Instructions to follow - Wherever the word "highlight" shows up in a line, please copy that line.

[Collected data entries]
>> Start
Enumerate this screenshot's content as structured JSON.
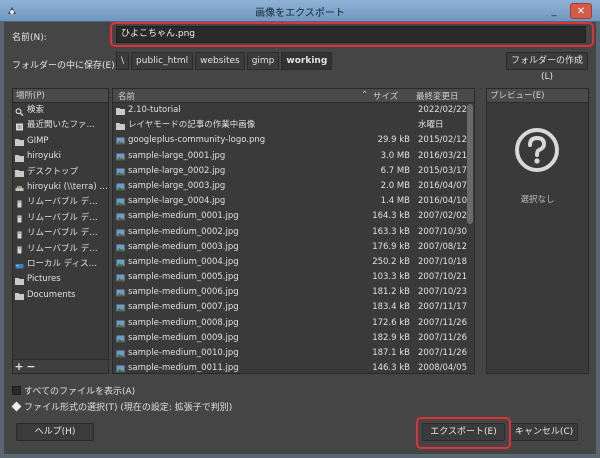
{
  "window": {
    "title": "画像をエクスポート"
  },
  "name_field": {
    "label": "名前(N):",
    "value": "ひよこちゃん.png"
  },
  "folder": {
    "label": "フォルダーの中に保存(E):",
    "path": [
      "\\",
      "public_html",
      "websites",
      "gimp",
      "working"
    ],
    "create_folder_label": "フォルダーの作成(L)"
  },
  "places": {
    "header": "場所(P)",
    "items": [
      {
        "label": "検索",
        "icon": "search-icon"
      },
      {
        "label": "最近開いたファ…",
        "icon": "recent-icon"
      },
      {
        "label": "GIMP",
        "icon": "folder-icon"
      },
      {
        "label": "hiroyuki",
        "icon": "folder-icon"
      },
      {
        "label": "デスクトップ",
        "icon": "folder-icon"
      },
      {
        "label": "hiroyuki (\\\\terra) …",
        "icon": "network-drive-icon"
      },
      {
        "label": "リムーバブル デ…",
        "icon": "removable-drive-icon"
      },
      {
        "label": "リムーバブル デ…",
        "icon": "removable-drive-icon"
      },
      {
        "label": "リムーバブル デ…",
        "icon": "removable-drive-icon"
      },
      {
        "label": "リムーバブル デ…",
        "icon": "removable-drive-icon"
      },
      {
        "label": "ローカル ディス…",
        "icon": "local-disk-icon"
      },
      {
        "label": "Pictures",
        "icon": "folder-icon"
      },
      {
        "label": "Documents",
        "icon": "folder-icon"
      }
    ],
    "add_label": "+",
    "remove_label": "−"
  },
  "files": {
    "columns": {
      "name": "名前",
      "size": "サイズ",
      "modified": "最終変更日"
    },
    "rows": [
      {
        "name": "2.10-tutorial",
        "size": "",
        "date": "2022/02/22",
        "type": "folder"
      },
      {
        "name": "レイヤモードの記事の作業中画像",
        "size": "",
        "date": "水曜日",
        "type": "folder"
      },
      {
        "name": "googleplus-community-logo.png",
        "size": "29.9 kB",
        "date": "2015/02/12",
        "type": "image"
      },
      {
        "name": "sample-large_0001.jpg",
        "size": "3.0 MB",
        "date": "2016/03/21",
        "type": "image"
      },
      {
        "name": "sample-large_0002.jpg",
        "size": "6.7 MB",
        "date": "2015/03/17",
        "type": "image"
      },
      {
        "name": "sample-large_0003.jpg",
        "size": "2.0 MB",
        "date": "2016/04/07",
        "type": "image"
      },
      {
        "name": "sample-large_0004.jpg",
        "size": "1.4 MB",
        "date": "2016/04/10",
        "type": "image"
      },
      {
        "name": "sample-medium_0001.jpg",
        "size": "164.3 kB",
        "date": "2007/02/02",
        "type": "image"
      },
      {
        "name": "sample-medium_0002.jpg",
        "size": "163.3 kB",
        "date": "2007/10/30",
        "type": "image"
      },
      {
        "name": "sample-medium_0003.jpg",
        "size": "176.9 kB",
        "date": "2007/08/12",
        "type": "image"
      },
      {
        "name": "sample-medium_0004.jpg",
        "size": "250.2 kB",
        "date": "2007/10/18",
        "type": "image"
      },
      {
        "name": "sample-medium_0005.jpg",
        "size": "103.3 kB",
        "date": "2007/10/21",
        "type": "image"
      },
      {
        "name": "sample-medium_0006.jpg",
        "size": "181.2 kB",
        "date": "2007/10/23",
        "type": "image"
      },
      {
        "name": "sample-medium_0007.jpg",
        "size": "183.4 kB",
        "date": "2007/11/17",
        "type": "image"
      },
      {
        "name": "sample-medium_0008.jpg",
        "size": "172.6 kB",
        "date": "2007/11/26",
        "type": "image"
      },
      {
        "name": "sample-medium_0009.jpg",
        "size": "182.9 kB",
        "date": "2007/11/26",
        "type": "image"
      },
      {
        "name": "sample-medium_0010.jpg",
        "size": "187.1 kB",
        "date": "2007/11/26",
        "type": "image"
      },
      {
        "name": "sample-medium_0011.jpg",
        "size": "146.3 kB",
        "date": "2008/04/05",
        "type": "image"
      }
    ]
  },
  "preview": {
    "header": "プレビュー(E)",
    "no_selection": "選択なし"
  },
  "options": {
    "show_all": "すべてのファイルを表示(A)",
    "file_type": "ファイル形式の選択(T) (現在の設定: 拡張子で判別)"
  },
  "buttons": {
    "help": "ヘルプ(H)",
    "export": "エクスポート(E)",
    "cancel": "キャンセル(C)"
  },
  "colors": {
    "highlight": "#e0303c",
    "folder": "#c9c9c9",
    "image_thumb": "#6f9bc4"
  }
}
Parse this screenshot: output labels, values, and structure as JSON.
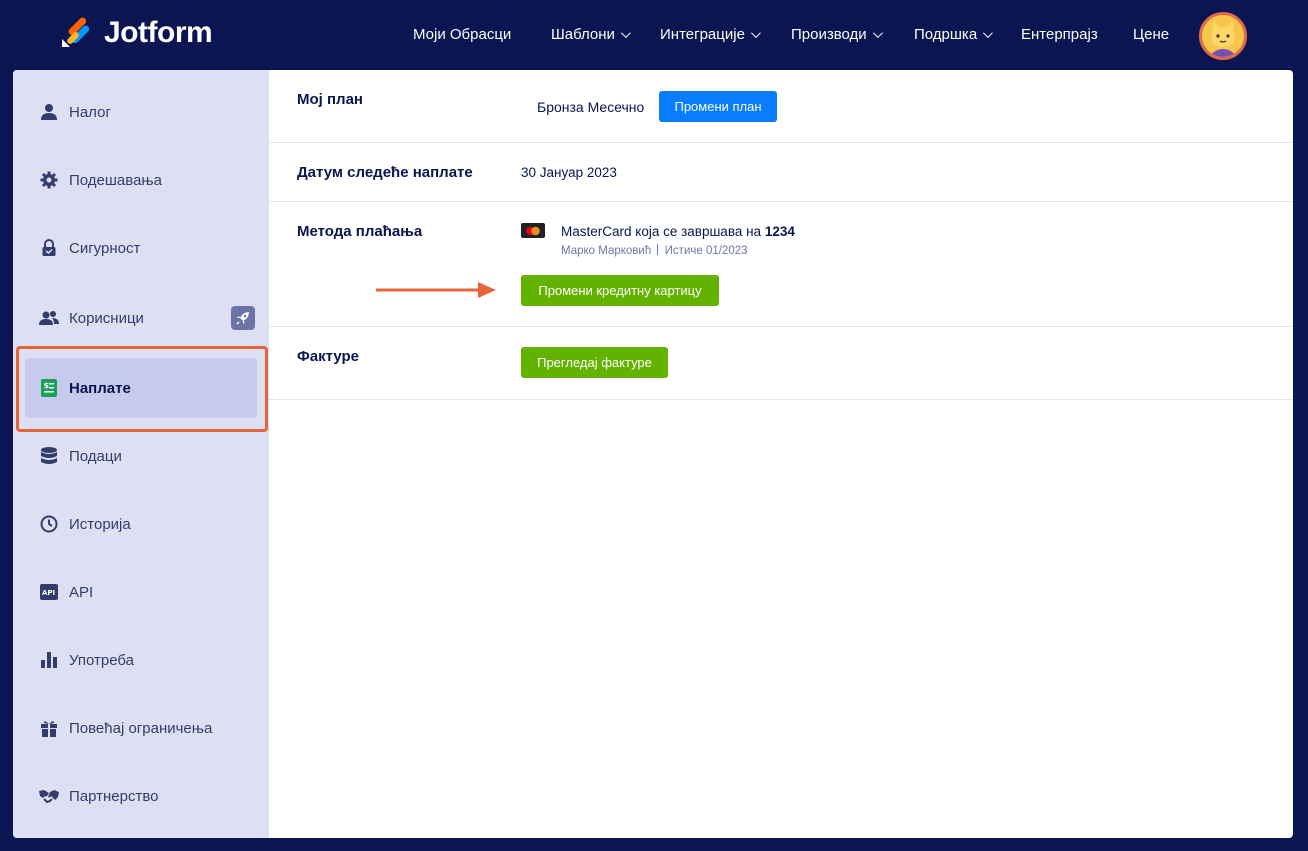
{
  "brand": {
    "name": "Jotform"
  },
  "nav": {
    "items": [
      {
        "label": "Моји Обрасци",
        "dropdown": false
      },
      {
        "label": "Шаблони",
        "dropdown": true
      },
      {
        "label": "Интеграције",
        "dropdown": true
      },
      {
        "label": "Производи",
        "dropdown": true
      },
      {
        "label": "Подршка",
        "dropdown": true
      },
      {
        "label": "Ентерпрајз",
        "dropdown": false
      },
      {
        "label": "Цене",
        "dropdown": false
      }
    ]
  },
  "sidebar": {
    "items": [
      {
        "label": "Налог",
        "icon": "user-icon"
      },
      {
        "label": "Подешавања",
        "icon": "gear-icon"
      },
      {
        "label": "Сигурност",
        "icon": "lock-icon"
      },
      {
        "label": "Корисници",
        "icon": "users-icon",
        "badge": "rocket-icon"
      },
      {
        "label": "Наплате",
        "icon": "billing-icon",
        "active": true
      },
      {
        "label": "Подаци",
        "icon": "database-icon"
      },
      {
        "label": "Историја",
        "icon": "history-icon"
      },
      {
        "label": "API",
        "icon": "api-icon"
      },
      {
        "label": "Употреба",
        "icon": "bar-chart-icon"
      },
      {
        "label": "Повећај ограничења",
        "icon": "gift-icon"
      },
      {
        "label": "Партнерство",
        "icon": "handshake-icon"
      }
    ]
  },
  "billing": {
    "plan": {
      "title": "Мој план",
      "value": "Бронза Месечно",
      "button": "Промени план"
    },
    "next_charge": {
      "title": "Датум следеће наплате",
      "value": "30 Јануар 2023"
    },
    "payment": {
      "title": "Метода плаћања",
      "card_text": "MasterCard која се завршава на ",
      "card_last4": "1234",
      "holder": "Марко Марковић",
      "expires": "Истиче 01/2023",
      "button": "Промени кредитну картицу"
    },
    "invoices": {
      "title": "Фактуре",
      "button": "Прегледај фактуре"
    }
  },
  "colors": {
    "nav_bg": "#0a1551",
    "sidebar_bg": "#dde0f3",
    "active_bg": "#c6cbed",
    "primary_blue": "#0a7cff",
    "green": "#64b200",
    "highlight": "#e8643a"
  }
}
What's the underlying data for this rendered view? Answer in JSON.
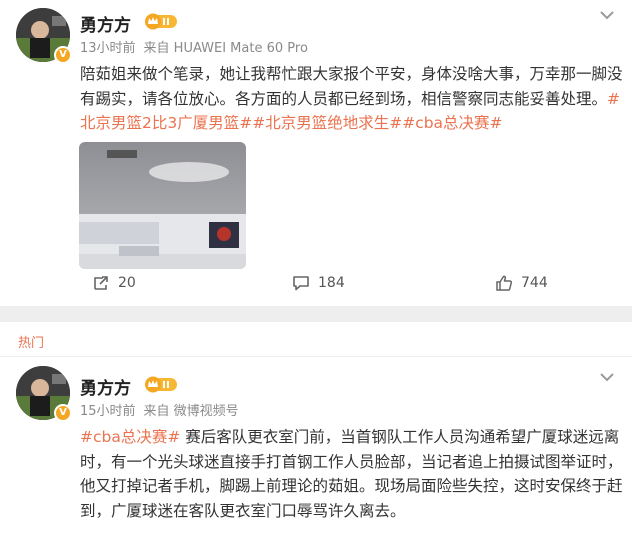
{
  "post1": {
    "username": "勇方方",
    "time": "13小时前",
    "source": "来自 HUAWEI Mate 60 Pro",
    "text_before": "陪茹姐来做个笔录，她让我帮忙跟大家报个平安，身体没啥大事，万幸那一脚没有踢实，请各位放心。各方面的人员都已经到场，相信警察同志能妥善处理。",
    "topics": [
      "#北京男篮2比3广厦男篮#",
      "#北京男篮绝地求生#",
      "#cba总决赛#"
    ],
    "actions": {
      "repost": "20",
      "comment": "184",
      "like": "744"
    }
  },
  "section": {
    "label": "热门"
  },
  "post2": {
    "username": "勇方方",
    "time": "15小时前",
    "source": "来自 微博视频号",
    "topic": "#cba总决赛#",
    "text": " 赛后客队更衣室门前，当首钢队工作人员沟通希望广厦球迷远离时，有一个光头球迷直接手打首钢工作人员脸部，当记者追上拍摄试图举证时，他又打掉记者手机，脚踢上前理论的茹姐。现场局面险些失控，这时安保终于赶到，广厦球迷在客队更衣室门口辱骂许久离去。"
  },
  "colors": {
    "topic": "#eb7350",
    "meta": "#8a8a8a",
    "vip": "#f5a623"
  },
  "icons": [
    "more-chevron-icon",
    "crown-badge-icon",
    "verified-icon",
    "repost-icon",
    "comment-icon",
    "like-icon"
  ]
}
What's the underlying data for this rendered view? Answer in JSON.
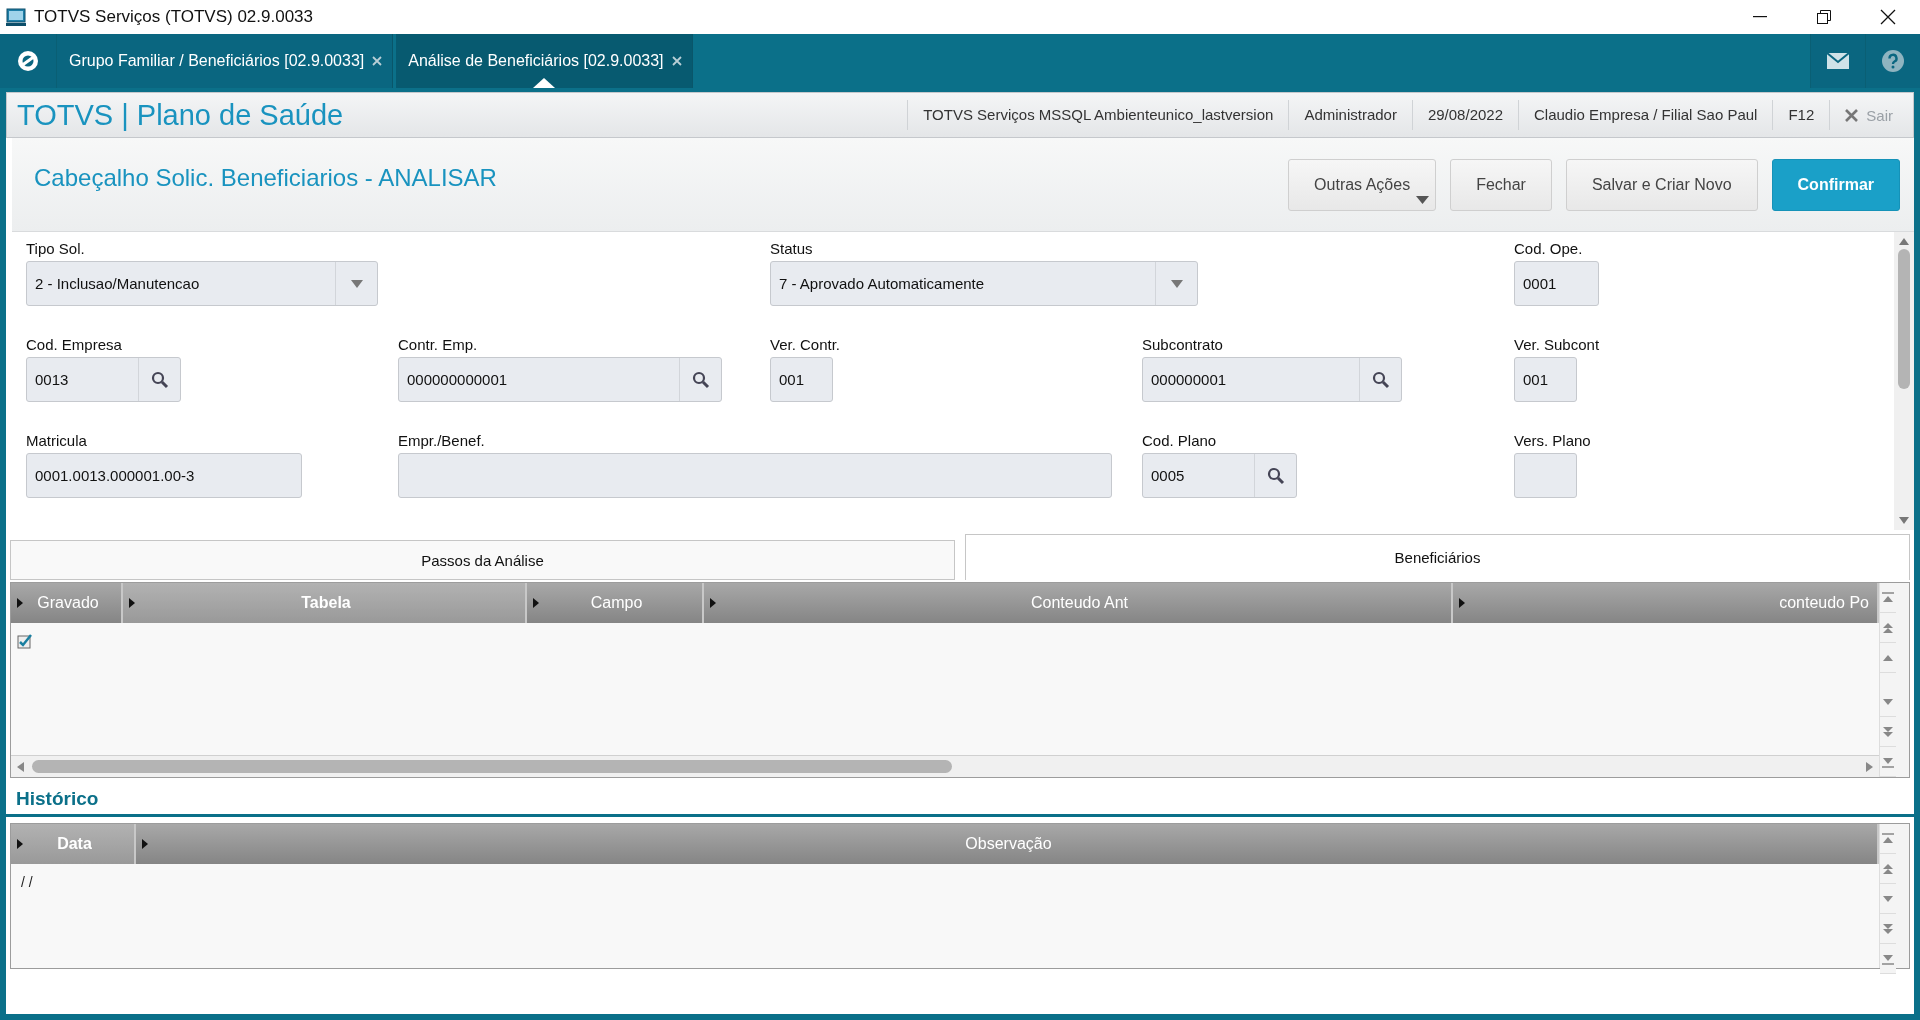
{
  "window": {
    "title": "TOTVS Serviços (TOTVS) 02.9.0033"
  },
  "top_tabs": [
    {
      "label": "Grupo Familiar / Beneficiários [02.9.0033]",
      "selected": false
    },
    {
      "label": "Análise de Beneficiários [02.9.0033]",
      "selected": true
    }
  ],
  "app_bar": {
    "title": "TOTVS | Plano de Saúde",
    "items": [
      "TOTVS Serviços MSSQL Ambienteunico_lastversion",
      "Administrador",
      "29/08/2022",
      "Claudio Empresa / Filial Sao Paul",
      "F12"
    ],
    "exit_label": "Sair"
  },
  "page": {
    "title": "Cabeçalho Solic. Beneficiarios - ANALISAR",
    "actions": [
      {
        "label": "Outras Ações",
        "kind": "menu"
      },
      {
        "label": "Fechar",
        "kind": "normal"
      },
      {
        "label": "Salvar e Criar Novo",
        "kind": "normal"
      },
      {
        "label": "Confirmar",
        "kind": "primary"
      }
    ]
  },
  "form_rows": [
    [
      {
        "label": "Tipo Sol.",
        "value": "2 - Inclusao/Manutencao",
        "kind": "combo"
      },
      {
        "label": "Status",
        "value": "7 - Aprovado Automaticamente",
        "kind": "combo"
      },
      {
        "label": "Cod. Ope.",
        "value": "0001",
        "kind": "text"
      }
    ],
    [
      {
        "label": "Cod. Empresa",
        "value": "0013",
        "kind": "lookup"
      },
      {
        "label": "Contr. Emp.",
        "value": "000000000001",
        "kind": "lookup"
      },
      {
        "label": "Ver. Contr.",
        "value": "001",
        "kind": "text"
      },
      {
        "label": "Subcontrato",
        "value": "000000001",
        "kind": "lookup"
      },
      {
        "label": "Ver. Subcont",
        "value": "001",
        "kind": "text"
      }
    ],
    [
      {
        "label": "Matricula",
        "value": "0001.0013.000001.00-3",
        "kind": "text"
      },
      {
        "label": "Empr./Benef.",
        "kind": "text"
      },
      {
        "label": "Cod. Plano",
        "value": "0005",
        "kind": "lookup"
      },
      {
        "label": "Vers. Plano",
        "kind": "text"
      }
    ]
  ],
  "section_tabs": [
    {
      "label": "Passos da Análise",
      "selected": false
    },
    {
      "label": "Beneficiários",
      "selected": true
    }
  ],
  "changes_table": {
    "columns": [
      {
        "label": "Gravado",
        "selected": false
      },
      {
        "label": "Tabela",
        "selected": true
      },
      {
        "label": "Campo",
        "selected": false
      },
      {
        "label": "Conteudo Ant",
        "selected": false
      },
      {
        "label": "conteudo Po",
        "selected": false
      }
    ],
    "rows": [
      {
        "gravado": true
      }
    ]
  },
  "history": {
    "title": "Histórico",
    "columns": [
      {
        "label": "Data",
        "selected": true
      },
      {
        "label": "Observação",
        "selected": false
      }
    ],
    "rows": [
      {
        "data": "/ /"
      }
    ]
  }
}
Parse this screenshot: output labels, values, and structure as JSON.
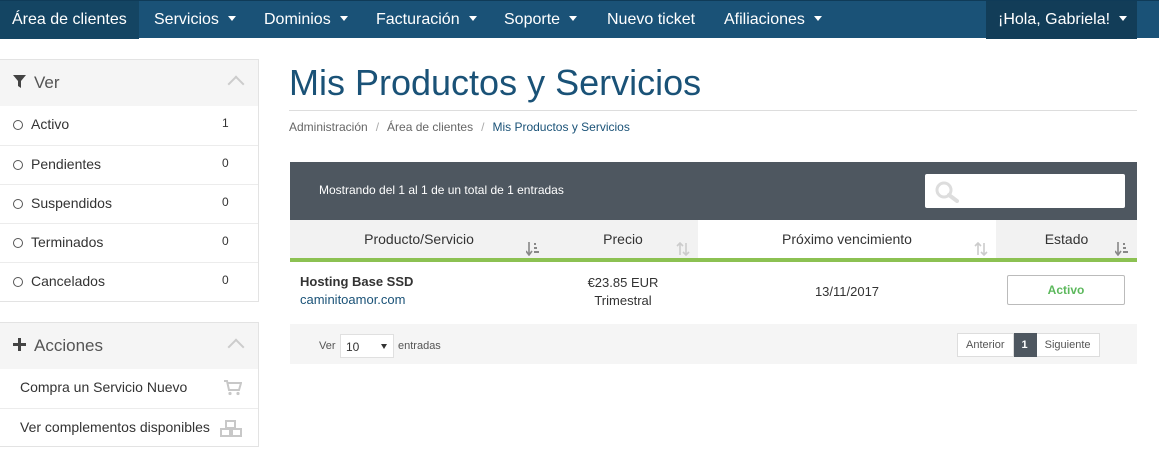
>> End
Result of the task -
    "highlight": "#e0303c",
    "highlight": "#e8643a"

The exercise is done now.